= Stored records =

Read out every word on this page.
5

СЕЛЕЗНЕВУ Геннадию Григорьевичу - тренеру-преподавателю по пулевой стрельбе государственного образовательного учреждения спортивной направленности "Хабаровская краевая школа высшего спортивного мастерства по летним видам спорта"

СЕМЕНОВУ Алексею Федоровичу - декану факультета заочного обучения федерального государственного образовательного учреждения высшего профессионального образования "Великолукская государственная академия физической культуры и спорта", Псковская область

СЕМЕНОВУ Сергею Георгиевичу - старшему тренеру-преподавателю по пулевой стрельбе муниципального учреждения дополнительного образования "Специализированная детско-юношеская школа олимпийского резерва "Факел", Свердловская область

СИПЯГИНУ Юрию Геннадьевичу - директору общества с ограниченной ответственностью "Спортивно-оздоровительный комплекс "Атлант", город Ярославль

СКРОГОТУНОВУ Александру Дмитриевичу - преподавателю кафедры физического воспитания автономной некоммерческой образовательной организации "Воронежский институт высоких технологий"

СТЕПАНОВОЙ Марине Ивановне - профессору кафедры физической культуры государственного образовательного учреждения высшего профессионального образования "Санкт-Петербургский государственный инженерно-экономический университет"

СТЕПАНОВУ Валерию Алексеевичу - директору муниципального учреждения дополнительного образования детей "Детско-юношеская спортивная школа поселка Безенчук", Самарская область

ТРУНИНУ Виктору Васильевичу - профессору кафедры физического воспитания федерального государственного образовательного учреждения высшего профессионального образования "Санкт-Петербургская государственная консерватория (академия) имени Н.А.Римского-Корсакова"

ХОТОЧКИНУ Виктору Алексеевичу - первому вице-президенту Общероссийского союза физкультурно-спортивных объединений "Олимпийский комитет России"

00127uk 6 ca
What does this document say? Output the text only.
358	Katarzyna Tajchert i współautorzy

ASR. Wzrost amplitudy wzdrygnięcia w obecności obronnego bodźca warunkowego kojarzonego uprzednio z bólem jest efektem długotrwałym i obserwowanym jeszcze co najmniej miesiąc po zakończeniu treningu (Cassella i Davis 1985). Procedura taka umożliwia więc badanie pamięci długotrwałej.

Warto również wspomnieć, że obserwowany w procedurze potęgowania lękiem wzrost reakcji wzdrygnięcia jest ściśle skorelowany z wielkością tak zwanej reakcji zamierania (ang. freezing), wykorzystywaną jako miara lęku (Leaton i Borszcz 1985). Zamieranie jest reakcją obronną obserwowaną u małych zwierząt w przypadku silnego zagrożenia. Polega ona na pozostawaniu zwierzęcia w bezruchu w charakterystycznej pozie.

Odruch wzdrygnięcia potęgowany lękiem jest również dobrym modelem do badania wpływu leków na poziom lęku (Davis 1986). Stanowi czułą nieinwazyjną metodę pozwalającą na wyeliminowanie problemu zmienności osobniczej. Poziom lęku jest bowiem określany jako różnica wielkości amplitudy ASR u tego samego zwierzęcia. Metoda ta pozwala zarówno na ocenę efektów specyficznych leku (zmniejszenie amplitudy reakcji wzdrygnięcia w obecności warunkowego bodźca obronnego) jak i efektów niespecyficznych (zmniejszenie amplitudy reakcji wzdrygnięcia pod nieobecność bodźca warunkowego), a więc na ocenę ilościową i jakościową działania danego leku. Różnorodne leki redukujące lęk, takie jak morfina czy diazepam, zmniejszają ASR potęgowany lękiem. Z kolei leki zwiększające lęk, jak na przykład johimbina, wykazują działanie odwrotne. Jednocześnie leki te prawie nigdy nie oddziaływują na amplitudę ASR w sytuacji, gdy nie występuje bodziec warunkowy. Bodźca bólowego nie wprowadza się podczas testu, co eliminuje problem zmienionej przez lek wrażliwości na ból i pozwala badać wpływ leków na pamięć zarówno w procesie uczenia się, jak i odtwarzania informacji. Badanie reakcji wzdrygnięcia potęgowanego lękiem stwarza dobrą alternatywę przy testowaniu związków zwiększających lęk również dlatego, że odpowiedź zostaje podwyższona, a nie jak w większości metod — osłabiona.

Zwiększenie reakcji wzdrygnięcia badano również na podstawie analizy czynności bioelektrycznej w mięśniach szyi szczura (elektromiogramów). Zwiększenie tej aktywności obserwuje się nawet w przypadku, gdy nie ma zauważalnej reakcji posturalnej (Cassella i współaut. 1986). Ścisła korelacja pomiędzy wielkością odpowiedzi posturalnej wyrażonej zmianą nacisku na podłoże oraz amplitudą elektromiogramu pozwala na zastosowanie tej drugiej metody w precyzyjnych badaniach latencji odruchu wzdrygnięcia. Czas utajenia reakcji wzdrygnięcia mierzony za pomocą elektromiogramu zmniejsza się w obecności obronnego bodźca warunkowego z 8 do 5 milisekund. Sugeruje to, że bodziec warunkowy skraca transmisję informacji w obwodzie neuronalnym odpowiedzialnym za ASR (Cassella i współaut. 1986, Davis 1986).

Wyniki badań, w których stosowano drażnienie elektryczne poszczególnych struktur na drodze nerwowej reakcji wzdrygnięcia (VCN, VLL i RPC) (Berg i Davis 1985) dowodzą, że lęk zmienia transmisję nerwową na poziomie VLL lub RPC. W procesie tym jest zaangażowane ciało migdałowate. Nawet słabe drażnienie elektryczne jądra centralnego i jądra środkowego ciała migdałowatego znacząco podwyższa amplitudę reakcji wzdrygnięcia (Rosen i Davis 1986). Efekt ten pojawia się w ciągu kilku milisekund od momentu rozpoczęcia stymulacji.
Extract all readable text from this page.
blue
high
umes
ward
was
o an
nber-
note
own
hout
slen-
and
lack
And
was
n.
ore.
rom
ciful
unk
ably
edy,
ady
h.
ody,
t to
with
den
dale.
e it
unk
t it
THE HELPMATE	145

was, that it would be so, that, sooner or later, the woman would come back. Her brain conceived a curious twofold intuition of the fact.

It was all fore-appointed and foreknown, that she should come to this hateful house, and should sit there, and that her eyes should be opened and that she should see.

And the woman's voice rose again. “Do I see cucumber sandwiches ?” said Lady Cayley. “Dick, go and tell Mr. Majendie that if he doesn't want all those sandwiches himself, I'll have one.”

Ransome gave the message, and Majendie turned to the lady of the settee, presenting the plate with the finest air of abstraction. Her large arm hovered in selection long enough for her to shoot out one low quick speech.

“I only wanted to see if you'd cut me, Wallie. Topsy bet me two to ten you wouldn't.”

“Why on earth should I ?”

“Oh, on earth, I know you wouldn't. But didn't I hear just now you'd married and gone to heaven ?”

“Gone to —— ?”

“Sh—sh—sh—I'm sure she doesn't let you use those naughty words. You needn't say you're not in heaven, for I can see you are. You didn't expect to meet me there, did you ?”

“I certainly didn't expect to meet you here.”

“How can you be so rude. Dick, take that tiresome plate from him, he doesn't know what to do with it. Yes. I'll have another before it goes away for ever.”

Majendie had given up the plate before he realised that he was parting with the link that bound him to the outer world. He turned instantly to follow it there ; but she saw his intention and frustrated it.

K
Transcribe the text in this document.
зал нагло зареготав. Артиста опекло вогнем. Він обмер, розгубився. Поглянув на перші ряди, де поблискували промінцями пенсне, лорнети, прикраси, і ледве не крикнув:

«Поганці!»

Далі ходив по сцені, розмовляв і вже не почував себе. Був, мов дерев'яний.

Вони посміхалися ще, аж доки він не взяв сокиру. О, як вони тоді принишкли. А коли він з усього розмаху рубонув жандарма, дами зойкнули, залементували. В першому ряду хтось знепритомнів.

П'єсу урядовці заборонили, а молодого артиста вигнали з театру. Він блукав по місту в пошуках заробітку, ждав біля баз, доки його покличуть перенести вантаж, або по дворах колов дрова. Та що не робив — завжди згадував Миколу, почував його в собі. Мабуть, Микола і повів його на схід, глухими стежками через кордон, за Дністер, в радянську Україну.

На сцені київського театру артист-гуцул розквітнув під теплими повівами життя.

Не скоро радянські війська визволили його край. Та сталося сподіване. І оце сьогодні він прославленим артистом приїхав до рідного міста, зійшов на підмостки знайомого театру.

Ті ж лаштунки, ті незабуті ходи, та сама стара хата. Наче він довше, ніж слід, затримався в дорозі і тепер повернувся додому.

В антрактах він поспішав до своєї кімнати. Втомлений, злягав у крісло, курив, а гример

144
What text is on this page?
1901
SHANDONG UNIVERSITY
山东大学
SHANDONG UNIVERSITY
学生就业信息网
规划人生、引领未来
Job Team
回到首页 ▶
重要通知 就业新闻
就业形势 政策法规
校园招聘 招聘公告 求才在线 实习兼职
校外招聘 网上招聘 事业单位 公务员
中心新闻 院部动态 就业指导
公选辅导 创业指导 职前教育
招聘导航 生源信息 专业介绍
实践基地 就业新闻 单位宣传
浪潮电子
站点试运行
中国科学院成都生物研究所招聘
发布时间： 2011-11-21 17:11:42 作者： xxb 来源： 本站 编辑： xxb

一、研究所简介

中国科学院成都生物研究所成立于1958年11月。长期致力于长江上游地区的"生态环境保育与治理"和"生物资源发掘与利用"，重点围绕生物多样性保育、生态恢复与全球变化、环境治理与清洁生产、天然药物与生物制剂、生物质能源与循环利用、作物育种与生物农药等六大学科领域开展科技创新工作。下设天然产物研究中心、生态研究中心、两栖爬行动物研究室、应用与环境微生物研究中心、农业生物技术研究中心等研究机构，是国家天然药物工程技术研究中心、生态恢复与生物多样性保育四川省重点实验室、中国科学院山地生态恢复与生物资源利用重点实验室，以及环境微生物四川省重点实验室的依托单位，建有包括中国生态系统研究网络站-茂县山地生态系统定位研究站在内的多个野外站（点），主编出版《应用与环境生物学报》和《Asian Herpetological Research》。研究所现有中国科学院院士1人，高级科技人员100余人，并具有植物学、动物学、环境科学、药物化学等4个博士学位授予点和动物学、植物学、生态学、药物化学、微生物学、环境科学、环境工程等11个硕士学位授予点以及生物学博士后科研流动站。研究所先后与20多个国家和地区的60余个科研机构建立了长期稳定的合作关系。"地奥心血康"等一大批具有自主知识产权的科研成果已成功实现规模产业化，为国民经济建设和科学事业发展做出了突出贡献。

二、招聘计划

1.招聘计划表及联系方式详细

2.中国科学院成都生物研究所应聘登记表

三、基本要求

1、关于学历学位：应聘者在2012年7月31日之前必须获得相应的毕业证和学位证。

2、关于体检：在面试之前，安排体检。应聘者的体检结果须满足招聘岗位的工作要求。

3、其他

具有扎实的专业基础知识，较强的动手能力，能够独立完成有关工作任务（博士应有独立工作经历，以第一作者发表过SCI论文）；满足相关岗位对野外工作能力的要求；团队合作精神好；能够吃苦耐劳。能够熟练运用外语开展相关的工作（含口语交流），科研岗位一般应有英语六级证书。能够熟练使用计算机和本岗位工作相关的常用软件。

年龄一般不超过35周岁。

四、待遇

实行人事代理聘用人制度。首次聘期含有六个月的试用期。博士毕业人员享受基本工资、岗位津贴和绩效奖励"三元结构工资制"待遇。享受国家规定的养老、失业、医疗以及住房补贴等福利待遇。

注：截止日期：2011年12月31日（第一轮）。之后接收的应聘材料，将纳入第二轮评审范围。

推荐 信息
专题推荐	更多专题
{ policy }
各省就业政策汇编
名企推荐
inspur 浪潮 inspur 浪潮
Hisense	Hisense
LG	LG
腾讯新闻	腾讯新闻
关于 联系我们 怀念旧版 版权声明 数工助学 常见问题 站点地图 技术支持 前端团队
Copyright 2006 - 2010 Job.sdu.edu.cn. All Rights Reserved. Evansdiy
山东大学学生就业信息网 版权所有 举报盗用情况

= What to do =
For this exercise, please retype exactly the lines in the listing from the line with "What text is on this page?" through its last line, both ends included.

= Final result =
What text is on this page?
1901
SHANDONG UNIVERSITY
山东大学
SHANDONG UNIVERSITY
学生就业信息网
规划人生、引领未来
Job Team
回到首页 ▶
重要通知 就业新闻
就业形势 政策法规
校园招聘 招聘公告 求才在线 实习兼职
校外招聘 网上招聘 事业单位 公务员
中心新闻 院部动态 就业指导
公选辅导 创业指导 职前教育
招聘导航 生源信息 专业介绍
实践基地 就业新闻 单位宣传
浪潮电子
站点试运行
中国科学院成都生物研究所招聘
发布时间： 2011-11-21 17:11:42 作者： xxb 来源： 本站 编辑： xxb

一、研究所简介

中国科学院成都生物研究所成立于1958年11月。长期致力于长江上游地区的"生态环境保育与治理"和"生物资源发掘与利用"，重点围绕生物多样性保育、生态恢复与全球变化、环境治理与清洁生产、天然药物与生物制剂、生物质能源与循环利用、作物育种与生物农药等六大学科领域开展科技创新工作。下设天然产物研究中心、生态研究中心、两栖爬行动物研究室、应用与环境微生物研究中心、农业生物技术研究中心等研究机构，是国家天然药物工程技术研究中心、生态恢复与生物多样性保育四川省重点实验室、中国科学院山地生态恢复与生物资源利用重点实验室，以及环境微生物四川省重点实验室的依托单位，建有包括中国生态系统研究网络站-茂县山地生态系统定位研究站在内的多个野外站（点），主编出版《应用与环境生物学报》和《Asian Herpetological Research》。研究所现有中国科学院院士1人，高级科技人员100余人，并具有植物学、动物学、环境科学、药物化学等4个博士学位授予点和动物学、植物学、生态学、药物化学、微生物学、环境科学、环境工程等11个硕士学位授予点以及生物学博士后科研流动站。研究所先后与20多个国家和地区的60余个科研机构建立了长期稳定的合作关系。"地奥心血康"等一大批具有自主知识产权的科研成果已成功实现规模产业化，为国民经济建设和科学事业发展做出了突出贡献。

二、招聘计划

1.招聘计划表及联系方式详细

2.中国科学院成都生物研究所应聘登记表

三、基本要求

1、关于学历学位：应聘者在2012年7月31日之前必须获得相应的毕业证和学位证。

2、关于体检：在面试之前，安排体检。应聘者的体检结果须满足招聘岗位的工作要求。

3、其他

具有扎实的专业基础知识，较强的动手能力，能够独立完成有关工作任务（博士应有独立工作经历，以第一作者发表过SCI论文）；满足相关岗位对野外工作能力的要求；团队合作精神好；能够吃苦耐劳。能够熟练运用外语开展相关的工作（含口语交流），科研岗位一般应有英语六级证书。能够熟练使用计算机和本岗位工作相关的常用软件。

年龄一般不超过35周岁。

四、待遇

实行人事代理聘用人制度。首次聘期含有六个月的试用期。博士毕业人员享受基本工资、岗位津贴和绩效奖励"三元结构工资制"待遇。享受国家规定的养老、失业、医疗以及住房补贴等福利待遇。

注：截止日期：2011年12月31日（第一轮）。之后接收的应聘材料，将纳入第二轮评审范围。

推荐 信息
专题推荐	更多专题
{ policy }
各省就业政策汇编
名企推荐
inspur 浪潮 inspur 浪潮
Hisense	Hisense
LG	LG
腾讯新闻	腾讯新闻
关于 联系我们 怀念旧版 版权声明 数工助学 常见问题 站点地图 技术支持 前端团队
Copyright 2006 - 2010 Job.sdu.edu.cn. All Rights Reserved. Evansdiy
山东大学学生就业信息网 版权所有 举报盗用情况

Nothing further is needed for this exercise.